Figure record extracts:
::::::

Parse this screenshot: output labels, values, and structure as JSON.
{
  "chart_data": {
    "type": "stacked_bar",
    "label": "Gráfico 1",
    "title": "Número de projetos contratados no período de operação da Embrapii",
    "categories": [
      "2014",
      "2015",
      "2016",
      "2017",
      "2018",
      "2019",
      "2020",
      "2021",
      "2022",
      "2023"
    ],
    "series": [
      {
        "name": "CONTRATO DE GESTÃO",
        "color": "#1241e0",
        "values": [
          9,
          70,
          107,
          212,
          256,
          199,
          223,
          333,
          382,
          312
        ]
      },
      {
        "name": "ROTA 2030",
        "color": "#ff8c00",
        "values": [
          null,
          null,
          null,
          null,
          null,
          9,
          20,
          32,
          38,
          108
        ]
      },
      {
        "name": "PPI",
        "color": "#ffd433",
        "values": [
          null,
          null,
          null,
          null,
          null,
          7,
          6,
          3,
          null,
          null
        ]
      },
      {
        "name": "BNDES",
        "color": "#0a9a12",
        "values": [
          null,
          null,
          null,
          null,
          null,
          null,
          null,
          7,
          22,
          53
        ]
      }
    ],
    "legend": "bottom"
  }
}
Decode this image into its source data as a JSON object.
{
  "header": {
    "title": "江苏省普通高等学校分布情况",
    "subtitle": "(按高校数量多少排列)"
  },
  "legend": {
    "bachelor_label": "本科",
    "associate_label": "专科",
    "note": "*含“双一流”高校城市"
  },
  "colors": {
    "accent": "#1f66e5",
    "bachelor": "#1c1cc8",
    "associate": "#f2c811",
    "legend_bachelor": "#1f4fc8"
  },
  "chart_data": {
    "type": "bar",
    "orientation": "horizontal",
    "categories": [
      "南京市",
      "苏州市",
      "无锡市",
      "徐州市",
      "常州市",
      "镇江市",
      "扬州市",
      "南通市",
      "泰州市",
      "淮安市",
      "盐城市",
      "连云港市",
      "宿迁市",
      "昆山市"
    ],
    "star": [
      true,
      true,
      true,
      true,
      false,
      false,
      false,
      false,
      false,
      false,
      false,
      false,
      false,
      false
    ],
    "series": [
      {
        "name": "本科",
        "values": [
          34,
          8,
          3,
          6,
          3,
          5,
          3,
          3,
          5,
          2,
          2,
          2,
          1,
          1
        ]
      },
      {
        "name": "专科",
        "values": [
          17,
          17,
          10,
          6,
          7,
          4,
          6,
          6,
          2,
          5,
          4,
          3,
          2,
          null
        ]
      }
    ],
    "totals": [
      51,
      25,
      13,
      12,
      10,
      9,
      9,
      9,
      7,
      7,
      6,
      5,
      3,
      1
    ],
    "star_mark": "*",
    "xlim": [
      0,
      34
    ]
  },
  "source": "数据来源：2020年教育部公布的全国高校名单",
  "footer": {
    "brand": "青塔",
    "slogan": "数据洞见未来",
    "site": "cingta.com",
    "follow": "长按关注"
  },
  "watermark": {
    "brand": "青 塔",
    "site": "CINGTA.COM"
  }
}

::::::

→ **WHAT THE TASK REQUIRES**: Each line of the material above needs to be quoted exactly, please.

→ **TASK ANSWER**:
Parse this screenshot: output labels, values, and structure as JSON.
{
  "chart_data": {
    "type": "stacked_bar",
    "label": "Gráfico 1",
    "title": "Número de projetos contratados no período de operação da Embrapii",
    "categories": [
      "2014",
      "2015",
      "2016",
      "2017",
      "2018",
      "2019",
      "2020",
      "2021",
      "2022",
      "2023"
    ],
    "series": [
      {
        "name": "CONTRATO DE GESTÃO",
        "color": "#1241e0",
        "values": [
          9,
          70,
          107,
          212,
          256,
          199,
          223,
          333,
          382,
          312
        ]
      },
      {
        "name": "ROTA 2030",
        "color": "#ff8c00",
        "values": [
          null,
          null,
          null,
          null,
          null,
          9,
          20,
          32,
          38,
          108
        ]
      },
      {
        "name": "PPI",
        "color": "#ffd433",
        "values": [
          null,
          null,
          null,
          null,
          null,
          7,
          6,
          3,
          null,
          null
        ]
      },
      {
        "name": "BNDES",
        "color": "#0a9a12",
        "values": [
          null,
          null,
          null,
          null,
          null,
          null,
          null,
          7,
          22,
          53
        ]
      }
    ],
    "legend": "bottom"
  }
}
Decode this image into its source data as a JSON object.
{
  "header": {
    "title": "江苏省普通高等学校分布情况",
    "subtitle": "(按高校数量多少排列)"
  },
  "legend": {
    "bachelor_label": "本科",
    "associate_label": "专科",
    "note": "*含“双一流”高校城市"
  },
  "colors": {
    "accent": "#1f66e5",
    "bachelor": "#1c1cc8",
    "associate": "#f2c811",
    "legend_bachelor": "#1f4fc8"
  },
  "chart_data": {
    "type": "bar",
    "orientation": "horizontal",
    "categories": [
      "南京市",
      "苏州市",
      "无锡市",
      "徐州市",
      "常州市",
      "镇江市",
      "扬州市",
      "南通市",
      "泰州市",
      "淮安市",
      "盐城市",
      "连云港市",
      "宿迁市",
      "昆山市"
    ],
    "star": [
      true,
      true,
      true,
      true,
      false,
      false,
      false,
      false,
      false,
      false,
      false,
      false,
      false,
      false
    ],
    "series": [
      {
        "name": "本科",
        "values": [
          34,
          8,
          3,
          6,
          3,
          5,
          3,
          3,
          5,
          2,
          2,
          2,
          1,
          1
        ]
      },
      {
        "name": "专科",
        "values": [
          17,
          17,
          10,
          6,
          7,
          4,
          6,
          6,
          2,
          5,
          4,
          3,
          2,
          null
        ]
      }
    ],
    "totals": [
      51,
      25,
      13,
      12,
      10,
      9,
      9,
      9,
      7,
      7,
      6,
      5,
      3,
      1
    ],
    "star_mark": "*",
    "xlim": [
      0,
      34
    ]
  },
  "source": "数据来源：2020年教育部公布的全国高校名单",
  "footer": {
    "brand": "青塔",
    "slogan": "数据洞见未来",
    "site": "cingta.com",
    "follow": "长按关注"
  },
  "watermark": {
    "brand": "青 塔",
    "site": "CINGTA.COM"
  }
}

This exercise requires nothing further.